### [Request]
Turn the material from its first line through the line containing "data-point — [483, 1039, 506, 1064]" into a Markdown table with the columns Row and Entry, omitting any blank lines.

### [Task input]
--- BEGIN ---

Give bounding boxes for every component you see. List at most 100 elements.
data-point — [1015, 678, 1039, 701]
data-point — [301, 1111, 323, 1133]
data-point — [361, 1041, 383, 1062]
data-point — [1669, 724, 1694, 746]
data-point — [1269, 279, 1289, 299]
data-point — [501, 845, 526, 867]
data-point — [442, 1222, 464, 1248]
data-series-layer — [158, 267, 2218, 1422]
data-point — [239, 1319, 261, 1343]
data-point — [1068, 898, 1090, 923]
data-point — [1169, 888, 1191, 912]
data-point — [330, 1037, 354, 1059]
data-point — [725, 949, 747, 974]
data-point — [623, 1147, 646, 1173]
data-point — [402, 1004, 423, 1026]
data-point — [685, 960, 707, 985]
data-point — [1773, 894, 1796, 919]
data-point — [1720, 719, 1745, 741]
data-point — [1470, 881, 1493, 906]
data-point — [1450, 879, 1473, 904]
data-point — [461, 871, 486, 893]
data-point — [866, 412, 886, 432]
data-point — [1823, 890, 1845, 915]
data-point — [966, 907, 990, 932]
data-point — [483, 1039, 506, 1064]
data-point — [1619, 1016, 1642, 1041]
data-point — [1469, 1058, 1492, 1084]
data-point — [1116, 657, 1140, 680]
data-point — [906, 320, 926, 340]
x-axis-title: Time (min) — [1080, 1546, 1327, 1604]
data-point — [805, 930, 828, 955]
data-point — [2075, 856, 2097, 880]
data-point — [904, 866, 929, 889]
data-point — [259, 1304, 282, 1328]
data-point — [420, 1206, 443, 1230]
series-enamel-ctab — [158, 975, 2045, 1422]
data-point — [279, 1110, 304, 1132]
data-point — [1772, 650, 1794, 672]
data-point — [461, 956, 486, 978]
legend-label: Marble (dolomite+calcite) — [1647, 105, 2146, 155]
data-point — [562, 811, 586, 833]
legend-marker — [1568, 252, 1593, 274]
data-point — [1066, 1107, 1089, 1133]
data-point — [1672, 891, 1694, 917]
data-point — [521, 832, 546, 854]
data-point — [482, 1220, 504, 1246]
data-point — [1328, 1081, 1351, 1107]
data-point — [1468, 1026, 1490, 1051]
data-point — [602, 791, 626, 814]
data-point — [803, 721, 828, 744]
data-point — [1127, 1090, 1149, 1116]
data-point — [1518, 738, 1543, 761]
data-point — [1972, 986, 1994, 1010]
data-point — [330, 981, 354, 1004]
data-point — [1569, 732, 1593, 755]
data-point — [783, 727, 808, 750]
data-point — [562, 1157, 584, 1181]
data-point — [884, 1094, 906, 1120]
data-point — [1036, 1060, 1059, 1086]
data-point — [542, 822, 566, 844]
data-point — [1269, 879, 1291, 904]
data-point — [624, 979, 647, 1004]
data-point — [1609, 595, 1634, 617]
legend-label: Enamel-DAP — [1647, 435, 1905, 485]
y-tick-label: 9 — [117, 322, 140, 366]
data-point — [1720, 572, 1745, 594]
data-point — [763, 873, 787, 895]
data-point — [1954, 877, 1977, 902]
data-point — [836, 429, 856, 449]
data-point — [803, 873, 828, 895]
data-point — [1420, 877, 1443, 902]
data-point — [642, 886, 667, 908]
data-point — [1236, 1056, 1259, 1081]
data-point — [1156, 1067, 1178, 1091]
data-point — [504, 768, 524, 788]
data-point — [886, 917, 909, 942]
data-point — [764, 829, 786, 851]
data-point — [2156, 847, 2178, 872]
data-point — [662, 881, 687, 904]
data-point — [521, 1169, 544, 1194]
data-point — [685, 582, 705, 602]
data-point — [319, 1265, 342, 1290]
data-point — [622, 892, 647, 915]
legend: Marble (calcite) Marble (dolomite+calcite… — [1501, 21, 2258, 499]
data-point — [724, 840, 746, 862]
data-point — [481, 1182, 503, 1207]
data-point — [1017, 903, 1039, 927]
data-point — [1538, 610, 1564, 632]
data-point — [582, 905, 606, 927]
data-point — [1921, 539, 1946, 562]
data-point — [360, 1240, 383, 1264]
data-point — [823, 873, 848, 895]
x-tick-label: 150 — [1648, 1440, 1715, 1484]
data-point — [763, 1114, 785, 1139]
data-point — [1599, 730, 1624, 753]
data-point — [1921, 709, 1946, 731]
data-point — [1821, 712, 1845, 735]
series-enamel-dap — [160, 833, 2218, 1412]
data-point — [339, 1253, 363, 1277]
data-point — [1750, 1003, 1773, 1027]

--- END ---

### [Solution to the problem]
| Row | Entry |
|---|---|
| 1 | Give bounding boxes for every component you see. List at most 100 elements. |
| 2 | data-point — [1015, 678, 1039, 701] |
| 3 | data-point — [301, 1111, 323, 1133] |
| 4 | data-point — [361, 1041, 383, 1062] |
| 5 | data-point — [1669, 724, 1694, 746] |
| 6 | data-point — [1269, 279, 1289, 299] |
| 7 | data-point — [501, 845, 526, 867] |
| 8 | data-point — [442, 1222, 464, 1248] |
| 9 | data-series-layer — [158, 267, 2218, 1422] |
| 10 | data-point — [239, 1319, 261, 1343] |
| 11 | data-point — [1068, 898, 1090, 923] |
| 12 | data-point — [1169, 888, 1191, 912] |
| 13 | data-point — [330, 1037, 354, 1059] |
| 14 | data-point — [725, 949, 747, 974] |
| 15 | data-point — [623, 1147, 646, 1173] |
| 16 | data-point — [402, 1004, 423, 1026] |
| 17 | data-point — [685, 960, 707, 985] |
| 18 | data-point — [1773, 894, 1796, 919] |
| 19 | data-point — [1720, 719, 1745, 741] |
| 20 | data-point — [1470, 881, 1493, 906] |
| 21 | data-point — [1450, 879, 1473, 904] |
| 22 | data-point — [461, 871, 486, 893] |
| 23 | data-point — [866, 412, 886, 432] |
| 24 | data-point — [1823, 890, 1845, 915] |
| 25 | data-point — [966, 907, 990, 932] |
| 26 | data-point — [483, 1039, 506, 1064] |